Ihre Aufgaben:
[A] Welches Amt bekleidet Ewald Nowotny laut dem Text zum Doppelbudget?
[B] Setzen Sie den Text zum Doppelbudget im Anschluss an seinen letzten Satz fort.

Textblock:
IHS-Chef glaubt an Trendwende
IHS-Chef Christian Keuschnigg sieht mit dem Doppelbudget 2014/2015 den Pfad in Richtung Reduktion der Staatsschulden eingeschlagen. „Ich glaube schon, dass es gelungen ist, eine Trendwende - nach einmaliger Erhöhung aufgrund der Hypo - einzuleiten.“ Es herrsche jetzt eine Situation vor, wo es „nichts zu verteilen“ gebe. Umso wichtiger sind für Keuschnig verstärkte Reformschritte, um eine Senkung der Abgabenquote durchführen zu können. Anders als Spindelegger ist Keuschnigg überzeugt, dass die Regierung „grundlegende Reformen im Prinzip weiter aufgeschoben“ hat.
Von einer rein gegenfinanzierten Steuerstrukturreform hält Keuschnigg wenig, wenngleich er sich vorstellen kann, einen solchen Reformschritt einer Senkung der Abgabenquote voranzustellen. Man müsse jedenfalls den Bürgern „das zurückgeben, was in der Vergangenheit über die kalte Progression automatisch (an Steuern, Anm.) zugewachsen ist“. Hinsichtlich der Reformen sei eines der primären Ziele, den Innovationsstandort Österreich auszubauen, vor allem bei der Grundlagenforschung. Mehr Initiative erwartete sich Keuschnigg von der Regierung auch bei den Pensionen.
Nowotny: „Solides“ Budget
Das Doppelbudget sei „solide“ und bringe beim „strukturellen“ Defizit „deutliche Verbesserungen“, sagte der Gouverneur der Oesterreichischen Nationalbank (OeNB), Ewald Nowotny, am Dienstag. „Insgesamt wird das Budget auch den positiven Erwartungen der Ratingagenturen entsprechen“, so Nowotny. Das Budget sei unter schwierigen Bedingungen erstellt worden und „leistet einen Beitrag zur politischen Stabilität in kritischen Zeiten“. Konkret meine er damit die Entwicklungen in Russland und der Ukraine, präzisierte Nowotny.

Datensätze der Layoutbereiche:

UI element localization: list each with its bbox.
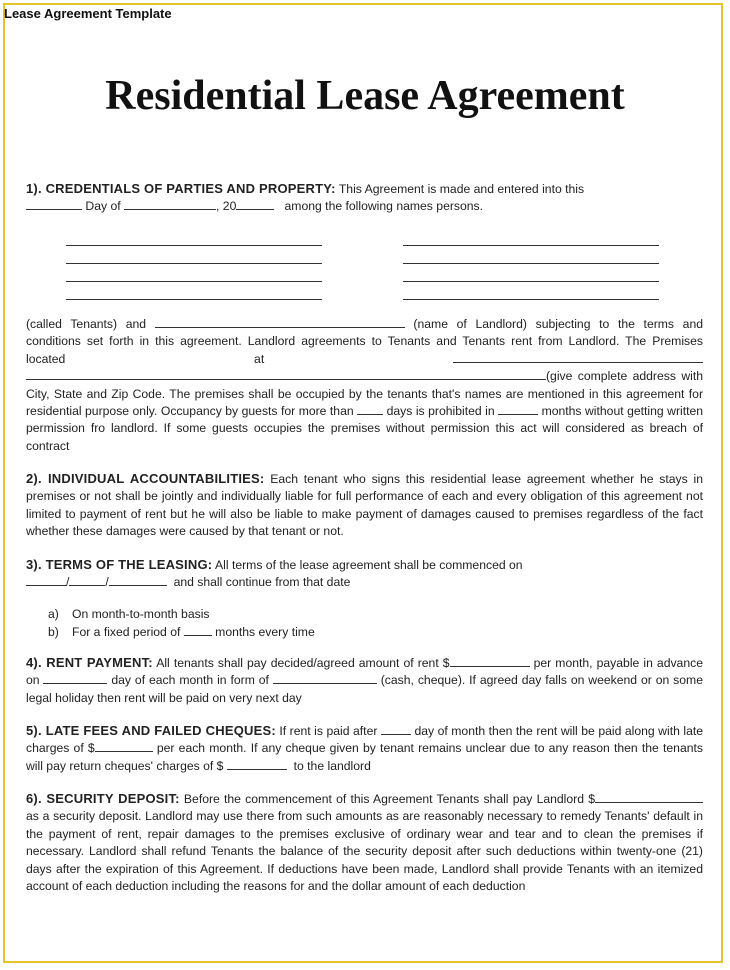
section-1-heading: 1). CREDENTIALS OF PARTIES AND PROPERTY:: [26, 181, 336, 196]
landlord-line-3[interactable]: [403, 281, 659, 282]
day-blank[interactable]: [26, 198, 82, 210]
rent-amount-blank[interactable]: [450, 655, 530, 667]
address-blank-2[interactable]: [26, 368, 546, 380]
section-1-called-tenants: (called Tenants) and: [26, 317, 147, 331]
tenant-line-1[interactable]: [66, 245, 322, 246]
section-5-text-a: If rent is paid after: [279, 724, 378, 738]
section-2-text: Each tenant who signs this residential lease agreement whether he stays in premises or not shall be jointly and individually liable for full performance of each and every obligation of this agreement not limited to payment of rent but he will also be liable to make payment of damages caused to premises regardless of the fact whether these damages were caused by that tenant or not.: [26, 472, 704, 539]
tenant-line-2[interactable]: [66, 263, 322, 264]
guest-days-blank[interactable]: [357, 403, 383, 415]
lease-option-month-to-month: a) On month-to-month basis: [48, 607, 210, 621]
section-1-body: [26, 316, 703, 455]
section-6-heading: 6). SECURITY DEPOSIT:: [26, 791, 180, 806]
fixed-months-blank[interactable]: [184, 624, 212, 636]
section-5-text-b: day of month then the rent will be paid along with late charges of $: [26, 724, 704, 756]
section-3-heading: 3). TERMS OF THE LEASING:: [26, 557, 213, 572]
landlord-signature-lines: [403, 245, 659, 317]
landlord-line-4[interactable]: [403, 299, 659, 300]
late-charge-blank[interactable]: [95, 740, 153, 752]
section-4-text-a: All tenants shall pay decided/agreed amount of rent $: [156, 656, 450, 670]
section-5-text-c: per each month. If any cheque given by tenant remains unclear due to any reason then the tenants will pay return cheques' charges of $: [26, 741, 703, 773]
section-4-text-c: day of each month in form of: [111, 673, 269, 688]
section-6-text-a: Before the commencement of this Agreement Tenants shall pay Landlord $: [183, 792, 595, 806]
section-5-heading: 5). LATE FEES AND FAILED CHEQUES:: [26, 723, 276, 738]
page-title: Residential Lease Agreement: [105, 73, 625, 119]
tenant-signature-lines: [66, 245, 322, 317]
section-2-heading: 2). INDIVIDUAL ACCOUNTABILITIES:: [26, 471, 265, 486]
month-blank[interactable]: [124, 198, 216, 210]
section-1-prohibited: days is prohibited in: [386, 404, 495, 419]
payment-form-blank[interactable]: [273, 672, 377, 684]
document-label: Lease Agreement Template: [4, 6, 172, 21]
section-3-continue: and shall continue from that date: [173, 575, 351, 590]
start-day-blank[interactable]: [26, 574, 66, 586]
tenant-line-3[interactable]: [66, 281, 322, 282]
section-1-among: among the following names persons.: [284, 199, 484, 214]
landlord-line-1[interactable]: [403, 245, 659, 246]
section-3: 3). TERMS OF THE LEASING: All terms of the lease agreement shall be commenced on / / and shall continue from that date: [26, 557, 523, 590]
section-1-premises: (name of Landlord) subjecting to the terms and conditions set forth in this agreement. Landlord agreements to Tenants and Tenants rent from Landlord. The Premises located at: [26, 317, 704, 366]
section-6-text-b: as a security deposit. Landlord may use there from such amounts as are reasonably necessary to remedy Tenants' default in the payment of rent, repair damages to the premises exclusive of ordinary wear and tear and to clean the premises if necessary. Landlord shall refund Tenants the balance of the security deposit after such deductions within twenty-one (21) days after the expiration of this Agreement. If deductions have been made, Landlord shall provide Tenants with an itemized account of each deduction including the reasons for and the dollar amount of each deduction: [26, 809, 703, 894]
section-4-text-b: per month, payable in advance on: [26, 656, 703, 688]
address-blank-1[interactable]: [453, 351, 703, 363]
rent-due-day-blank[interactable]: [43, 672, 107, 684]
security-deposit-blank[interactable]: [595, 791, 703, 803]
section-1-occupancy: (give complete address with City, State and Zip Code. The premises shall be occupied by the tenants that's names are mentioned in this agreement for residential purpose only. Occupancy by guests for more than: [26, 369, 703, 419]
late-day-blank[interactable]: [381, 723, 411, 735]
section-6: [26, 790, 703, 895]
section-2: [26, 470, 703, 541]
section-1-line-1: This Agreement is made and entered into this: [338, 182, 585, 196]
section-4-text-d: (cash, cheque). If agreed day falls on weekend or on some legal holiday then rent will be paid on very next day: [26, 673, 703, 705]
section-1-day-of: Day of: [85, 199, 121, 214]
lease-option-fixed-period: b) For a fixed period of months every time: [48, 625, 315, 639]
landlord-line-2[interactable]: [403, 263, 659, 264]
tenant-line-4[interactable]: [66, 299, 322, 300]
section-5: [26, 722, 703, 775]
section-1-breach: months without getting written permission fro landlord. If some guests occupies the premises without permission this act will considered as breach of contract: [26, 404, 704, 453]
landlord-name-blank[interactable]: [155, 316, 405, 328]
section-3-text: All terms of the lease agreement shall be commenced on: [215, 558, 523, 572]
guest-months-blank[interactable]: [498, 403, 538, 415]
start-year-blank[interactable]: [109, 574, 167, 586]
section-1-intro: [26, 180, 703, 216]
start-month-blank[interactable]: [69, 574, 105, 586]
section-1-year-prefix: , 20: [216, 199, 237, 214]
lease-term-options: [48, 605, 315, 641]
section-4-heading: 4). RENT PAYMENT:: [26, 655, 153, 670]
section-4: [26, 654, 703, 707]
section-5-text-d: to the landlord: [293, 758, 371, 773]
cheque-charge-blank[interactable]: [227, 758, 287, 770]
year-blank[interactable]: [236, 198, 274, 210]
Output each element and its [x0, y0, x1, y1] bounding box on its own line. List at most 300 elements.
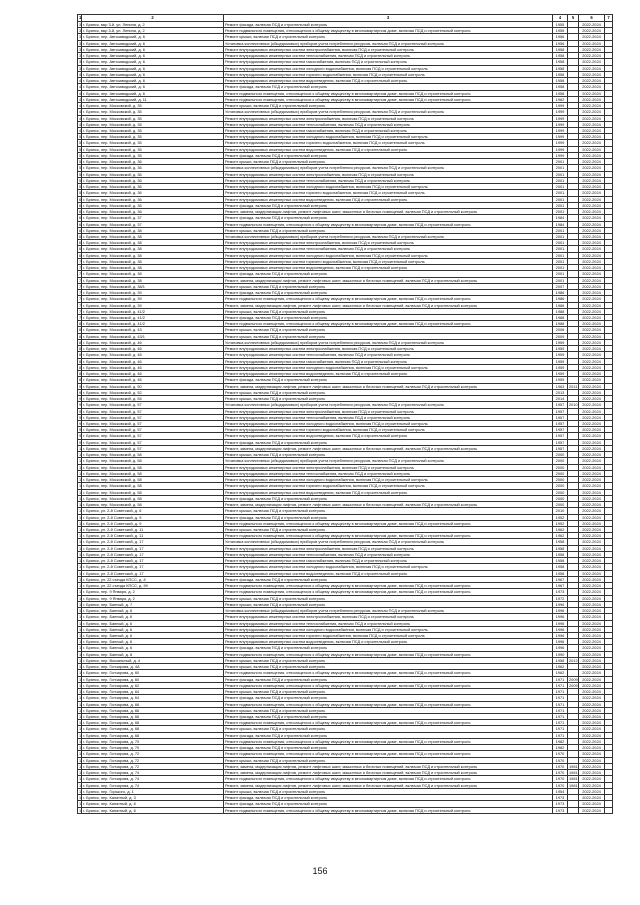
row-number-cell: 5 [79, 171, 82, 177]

Endergebnisse:
[A] Er ist Gouverneur der Oesterreichischen Nationalbank (OeNB).

[B]
Bei den Sonderbelastungen durch die Hypo Alpe-Adria wies der Gouverneur darauf hin, dass die Sonderbelastungen in den nächsten Jahren rasch abgebaut werden sollen. Das Budget baue auf den Beschlüssen der Bundesregierung zur Errichtung einer Abwicklungsgesellschaft auf. Wenn diese Pläne rasch und zeitgerecht umgesetzt werden, dann seien auch die veranschlagten Kosten korrekt dargestellt, so Nowotny.
Wirtschaft pocht auf Reformen
Die Wirtschaftskammer lobte, dass die Regierung trotz der Zusatzkosten durch das Hypo-Desaster den Konsolidierungskurs fortsetze. WKÖ-Chef Christoph Leitl (ÖVP) forderte einmal mehr eine umfassende Verwaltungsreform, da neue Steuern wegen der ohnehin bereits hohen Abgabgelast ausgeschlossen seien und auch „undifferenzierte Einsparungen über alle Ressorts hinweg“ künftig nicht mehr ausreichen werden.
Industrie: „Licht und Schatten“
„Licht und Schatten“ sieht die Industriellenvereinigung (IV) in der Budgetrede. IV-Chef Georg Kapsch forderte einen „nationalen Kraftakt“ für den Standort und eine deutliche Beschneidung der öffentlichen Aufgaben. „Wir müssen hier massiv redimensionieren.“ Positiv sieht Kapsch die geplante Lockerung der Arbeitszeitregeln, das automatische Ablaufdatum für Verordnungen und die Streichung von vier Unternehmensbeauftragten. Problematisch ist für Kapsch dagegen, dass der Finanzausgleich ab 2016 noch offen ist. Damit sei „lähmendem Bund-Länder- und Parteienabtausch wieder Tür und Tor geöffnet“.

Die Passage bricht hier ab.